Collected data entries
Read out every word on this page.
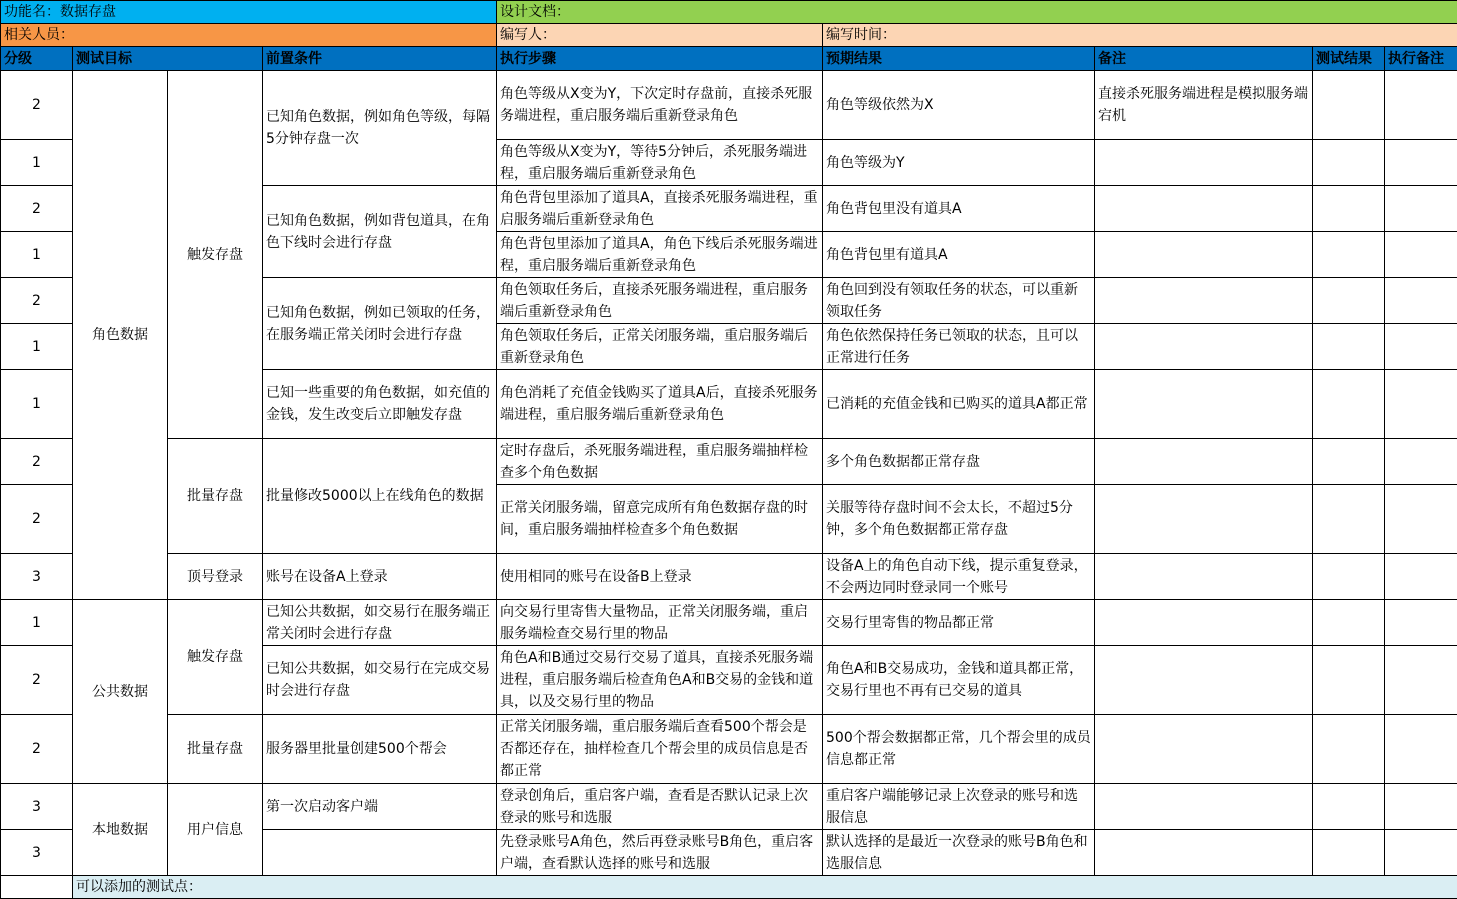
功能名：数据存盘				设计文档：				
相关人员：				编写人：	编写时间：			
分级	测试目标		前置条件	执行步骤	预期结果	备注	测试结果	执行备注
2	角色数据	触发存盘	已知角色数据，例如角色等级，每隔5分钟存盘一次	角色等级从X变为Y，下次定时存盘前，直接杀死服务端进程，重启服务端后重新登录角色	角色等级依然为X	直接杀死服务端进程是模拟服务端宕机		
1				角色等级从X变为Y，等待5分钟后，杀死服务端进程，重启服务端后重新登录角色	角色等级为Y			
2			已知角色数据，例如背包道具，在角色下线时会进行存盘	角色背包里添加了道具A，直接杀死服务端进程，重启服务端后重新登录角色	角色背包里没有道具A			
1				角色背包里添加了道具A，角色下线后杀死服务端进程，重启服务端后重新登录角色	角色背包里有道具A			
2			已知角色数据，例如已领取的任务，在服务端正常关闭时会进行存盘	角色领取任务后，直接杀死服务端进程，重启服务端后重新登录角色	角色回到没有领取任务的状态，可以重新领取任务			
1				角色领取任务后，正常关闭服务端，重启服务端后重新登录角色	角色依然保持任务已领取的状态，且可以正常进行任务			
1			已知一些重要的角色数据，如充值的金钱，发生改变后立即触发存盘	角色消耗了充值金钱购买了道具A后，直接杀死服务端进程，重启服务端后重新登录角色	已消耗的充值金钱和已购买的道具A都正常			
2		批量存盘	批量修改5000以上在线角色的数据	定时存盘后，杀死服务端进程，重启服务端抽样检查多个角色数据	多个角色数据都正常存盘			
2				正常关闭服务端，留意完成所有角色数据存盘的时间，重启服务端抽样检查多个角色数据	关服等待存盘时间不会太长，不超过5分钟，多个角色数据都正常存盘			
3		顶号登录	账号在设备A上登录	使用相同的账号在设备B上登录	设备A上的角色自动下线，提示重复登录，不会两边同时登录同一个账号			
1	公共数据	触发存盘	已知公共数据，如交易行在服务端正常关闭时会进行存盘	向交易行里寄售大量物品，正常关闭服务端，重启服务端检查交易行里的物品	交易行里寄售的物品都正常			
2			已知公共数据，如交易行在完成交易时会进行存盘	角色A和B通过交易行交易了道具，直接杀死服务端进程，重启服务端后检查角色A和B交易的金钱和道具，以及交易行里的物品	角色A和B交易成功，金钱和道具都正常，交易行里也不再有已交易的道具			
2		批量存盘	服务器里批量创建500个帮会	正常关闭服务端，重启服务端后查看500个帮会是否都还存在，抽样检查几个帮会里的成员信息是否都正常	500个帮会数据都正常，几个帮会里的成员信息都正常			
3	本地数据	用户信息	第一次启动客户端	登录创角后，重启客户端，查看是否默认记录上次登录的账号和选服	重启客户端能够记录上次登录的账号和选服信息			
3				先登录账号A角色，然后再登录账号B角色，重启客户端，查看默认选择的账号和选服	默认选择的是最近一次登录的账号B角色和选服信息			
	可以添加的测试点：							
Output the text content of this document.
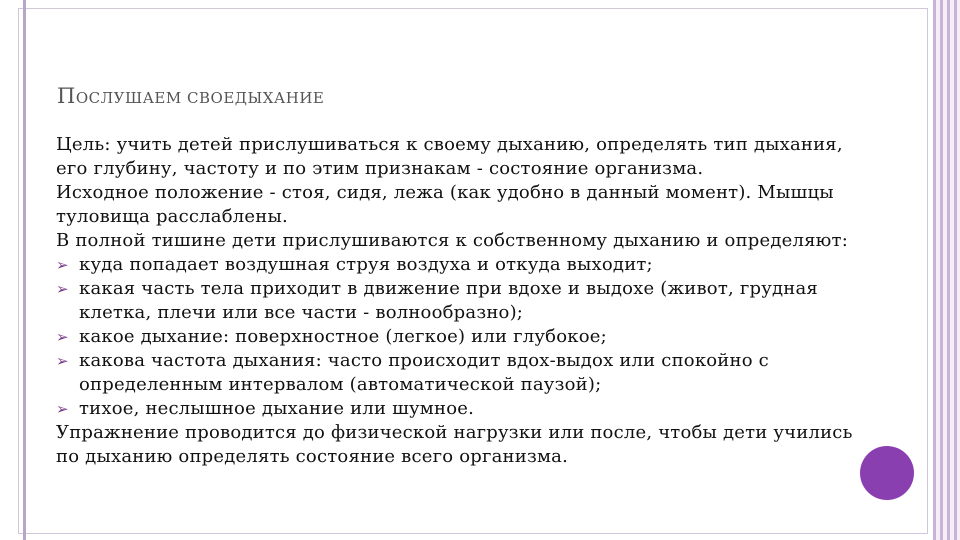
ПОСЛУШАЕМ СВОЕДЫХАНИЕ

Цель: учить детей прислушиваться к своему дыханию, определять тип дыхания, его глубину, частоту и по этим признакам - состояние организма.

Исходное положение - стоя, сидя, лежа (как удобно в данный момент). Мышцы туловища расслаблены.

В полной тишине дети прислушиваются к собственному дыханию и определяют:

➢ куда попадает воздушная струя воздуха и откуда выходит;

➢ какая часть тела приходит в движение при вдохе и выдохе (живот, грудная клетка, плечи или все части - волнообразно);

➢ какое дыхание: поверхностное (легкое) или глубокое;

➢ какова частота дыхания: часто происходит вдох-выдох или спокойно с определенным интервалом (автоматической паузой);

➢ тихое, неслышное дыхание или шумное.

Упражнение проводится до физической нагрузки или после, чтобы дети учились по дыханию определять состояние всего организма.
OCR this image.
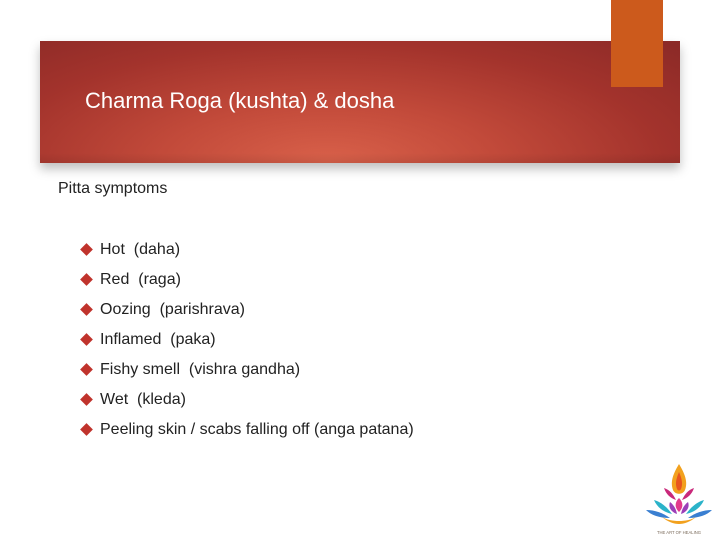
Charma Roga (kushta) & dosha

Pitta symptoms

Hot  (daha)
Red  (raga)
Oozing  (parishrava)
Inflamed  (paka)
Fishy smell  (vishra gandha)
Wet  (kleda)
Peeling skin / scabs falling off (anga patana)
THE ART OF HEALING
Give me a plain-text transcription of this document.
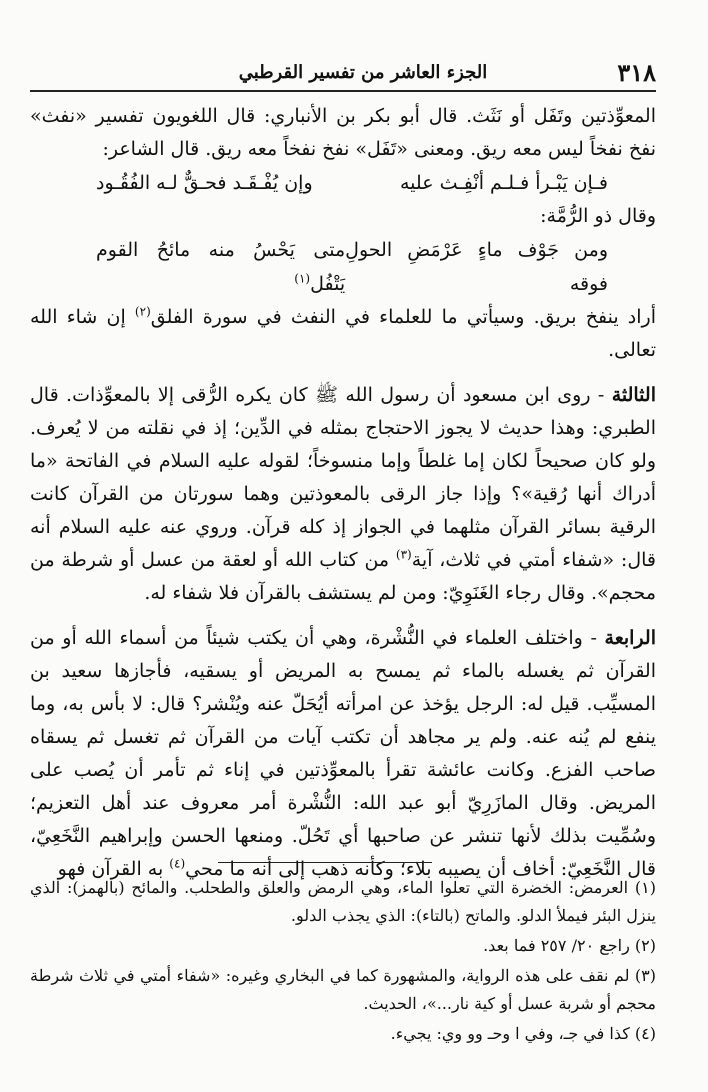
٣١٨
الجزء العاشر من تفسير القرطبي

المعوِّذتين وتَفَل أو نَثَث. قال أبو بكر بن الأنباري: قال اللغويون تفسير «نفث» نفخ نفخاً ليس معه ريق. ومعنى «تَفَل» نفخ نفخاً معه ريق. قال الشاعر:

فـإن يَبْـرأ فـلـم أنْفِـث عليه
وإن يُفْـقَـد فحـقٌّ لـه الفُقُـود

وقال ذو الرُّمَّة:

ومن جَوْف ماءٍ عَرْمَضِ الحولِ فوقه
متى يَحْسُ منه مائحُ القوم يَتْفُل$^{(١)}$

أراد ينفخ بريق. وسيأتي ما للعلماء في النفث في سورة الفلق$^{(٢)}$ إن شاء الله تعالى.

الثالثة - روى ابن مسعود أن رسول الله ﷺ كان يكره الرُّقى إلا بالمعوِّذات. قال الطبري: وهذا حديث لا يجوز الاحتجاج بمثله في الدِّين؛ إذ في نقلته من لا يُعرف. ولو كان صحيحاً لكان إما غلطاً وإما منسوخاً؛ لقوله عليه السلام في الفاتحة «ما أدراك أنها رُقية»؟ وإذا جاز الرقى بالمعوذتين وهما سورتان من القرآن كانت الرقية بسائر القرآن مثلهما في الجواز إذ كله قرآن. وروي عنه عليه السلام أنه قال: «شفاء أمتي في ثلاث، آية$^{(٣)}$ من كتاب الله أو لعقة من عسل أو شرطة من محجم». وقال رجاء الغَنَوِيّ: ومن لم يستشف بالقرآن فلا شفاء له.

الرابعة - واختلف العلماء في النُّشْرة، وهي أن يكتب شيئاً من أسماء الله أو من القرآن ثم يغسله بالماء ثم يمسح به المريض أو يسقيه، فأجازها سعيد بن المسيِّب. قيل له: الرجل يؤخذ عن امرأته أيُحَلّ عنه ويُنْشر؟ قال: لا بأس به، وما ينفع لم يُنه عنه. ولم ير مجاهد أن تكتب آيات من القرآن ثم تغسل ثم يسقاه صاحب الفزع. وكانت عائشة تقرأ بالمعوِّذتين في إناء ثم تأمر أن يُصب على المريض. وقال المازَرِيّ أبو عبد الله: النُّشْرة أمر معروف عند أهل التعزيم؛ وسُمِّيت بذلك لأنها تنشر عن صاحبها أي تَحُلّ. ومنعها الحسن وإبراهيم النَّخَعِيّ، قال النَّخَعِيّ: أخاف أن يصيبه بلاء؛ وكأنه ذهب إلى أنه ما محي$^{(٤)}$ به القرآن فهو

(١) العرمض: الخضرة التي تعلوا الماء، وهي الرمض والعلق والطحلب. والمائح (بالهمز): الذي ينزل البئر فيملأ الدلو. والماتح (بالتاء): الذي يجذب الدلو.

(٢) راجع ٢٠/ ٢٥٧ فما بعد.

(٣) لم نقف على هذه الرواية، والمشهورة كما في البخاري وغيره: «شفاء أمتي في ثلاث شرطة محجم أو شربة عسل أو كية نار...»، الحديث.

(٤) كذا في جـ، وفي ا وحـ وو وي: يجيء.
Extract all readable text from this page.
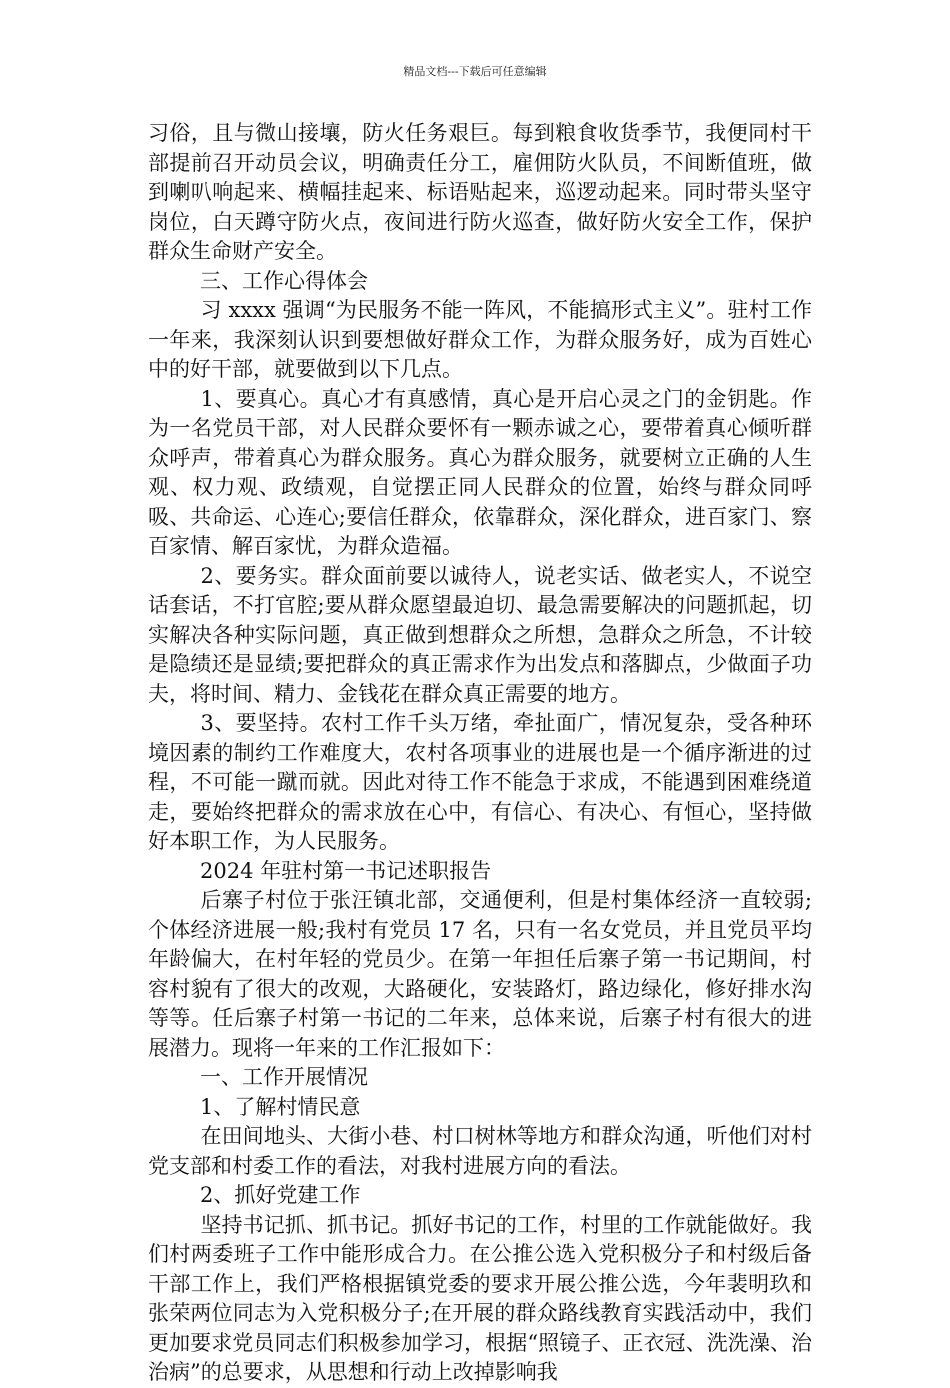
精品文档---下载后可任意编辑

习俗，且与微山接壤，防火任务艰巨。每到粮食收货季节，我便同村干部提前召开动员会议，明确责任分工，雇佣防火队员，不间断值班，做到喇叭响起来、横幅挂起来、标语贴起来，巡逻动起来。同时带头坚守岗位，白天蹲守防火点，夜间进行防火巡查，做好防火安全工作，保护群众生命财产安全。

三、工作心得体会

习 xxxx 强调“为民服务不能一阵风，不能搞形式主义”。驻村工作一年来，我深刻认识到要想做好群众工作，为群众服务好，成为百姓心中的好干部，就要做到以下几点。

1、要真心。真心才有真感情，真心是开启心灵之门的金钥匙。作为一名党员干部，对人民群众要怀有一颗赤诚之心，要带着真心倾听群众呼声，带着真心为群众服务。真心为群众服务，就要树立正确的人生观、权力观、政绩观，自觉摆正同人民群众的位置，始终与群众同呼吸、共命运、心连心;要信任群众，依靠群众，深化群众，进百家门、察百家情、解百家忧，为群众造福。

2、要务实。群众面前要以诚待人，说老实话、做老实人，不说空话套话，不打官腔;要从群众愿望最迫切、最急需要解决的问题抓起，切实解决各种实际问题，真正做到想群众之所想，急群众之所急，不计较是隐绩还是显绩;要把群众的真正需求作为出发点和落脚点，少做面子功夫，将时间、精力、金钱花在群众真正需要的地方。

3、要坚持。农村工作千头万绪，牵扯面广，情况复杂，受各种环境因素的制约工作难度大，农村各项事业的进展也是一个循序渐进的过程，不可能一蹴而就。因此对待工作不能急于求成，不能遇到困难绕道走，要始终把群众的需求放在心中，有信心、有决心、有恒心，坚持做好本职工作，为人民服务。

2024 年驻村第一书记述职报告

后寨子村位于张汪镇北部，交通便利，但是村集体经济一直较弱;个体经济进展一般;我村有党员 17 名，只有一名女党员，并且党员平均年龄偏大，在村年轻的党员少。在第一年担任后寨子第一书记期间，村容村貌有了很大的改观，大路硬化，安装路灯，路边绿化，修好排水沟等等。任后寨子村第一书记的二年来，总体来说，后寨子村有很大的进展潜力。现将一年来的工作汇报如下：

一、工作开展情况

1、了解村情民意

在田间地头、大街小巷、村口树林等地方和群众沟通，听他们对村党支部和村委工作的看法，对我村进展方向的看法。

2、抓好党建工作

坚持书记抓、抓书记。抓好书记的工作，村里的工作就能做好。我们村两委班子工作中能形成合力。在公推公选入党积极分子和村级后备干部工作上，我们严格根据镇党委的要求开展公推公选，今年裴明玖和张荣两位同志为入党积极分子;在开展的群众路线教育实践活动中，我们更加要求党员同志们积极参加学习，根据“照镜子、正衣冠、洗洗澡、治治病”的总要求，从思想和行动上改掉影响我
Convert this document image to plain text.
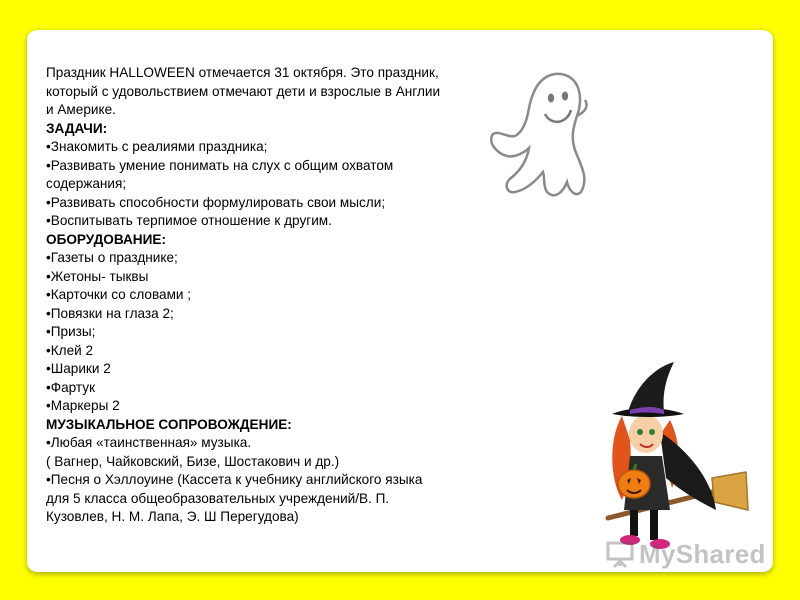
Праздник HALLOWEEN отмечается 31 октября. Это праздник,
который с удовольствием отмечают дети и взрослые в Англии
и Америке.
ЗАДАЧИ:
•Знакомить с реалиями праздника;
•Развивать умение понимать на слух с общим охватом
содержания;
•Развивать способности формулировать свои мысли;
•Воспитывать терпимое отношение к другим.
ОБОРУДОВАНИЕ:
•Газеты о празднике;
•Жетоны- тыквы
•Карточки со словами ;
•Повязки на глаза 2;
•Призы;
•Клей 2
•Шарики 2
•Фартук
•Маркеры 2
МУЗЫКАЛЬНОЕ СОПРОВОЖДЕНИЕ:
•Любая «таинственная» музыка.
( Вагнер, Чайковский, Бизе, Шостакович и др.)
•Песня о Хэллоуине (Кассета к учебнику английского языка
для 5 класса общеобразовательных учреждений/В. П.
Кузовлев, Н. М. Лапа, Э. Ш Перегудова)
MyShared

TASK DETAILS: Identify the lines that contain the string "角色背包里添加了道具A", and copy every one of them.

COMPLETE ANSWER:
2			已知角色数据，例如背包道具，在角色下线时会进行存盘	角色背包里添加了道具A，直接杀死服务端进程，重启服务端后重新登录角色	角色背包里没有道具A			
1				角色背包里添加了道具A，角色下线后杀死服务端进程，重启服务端后重新登录角色	角色背包里有道具A			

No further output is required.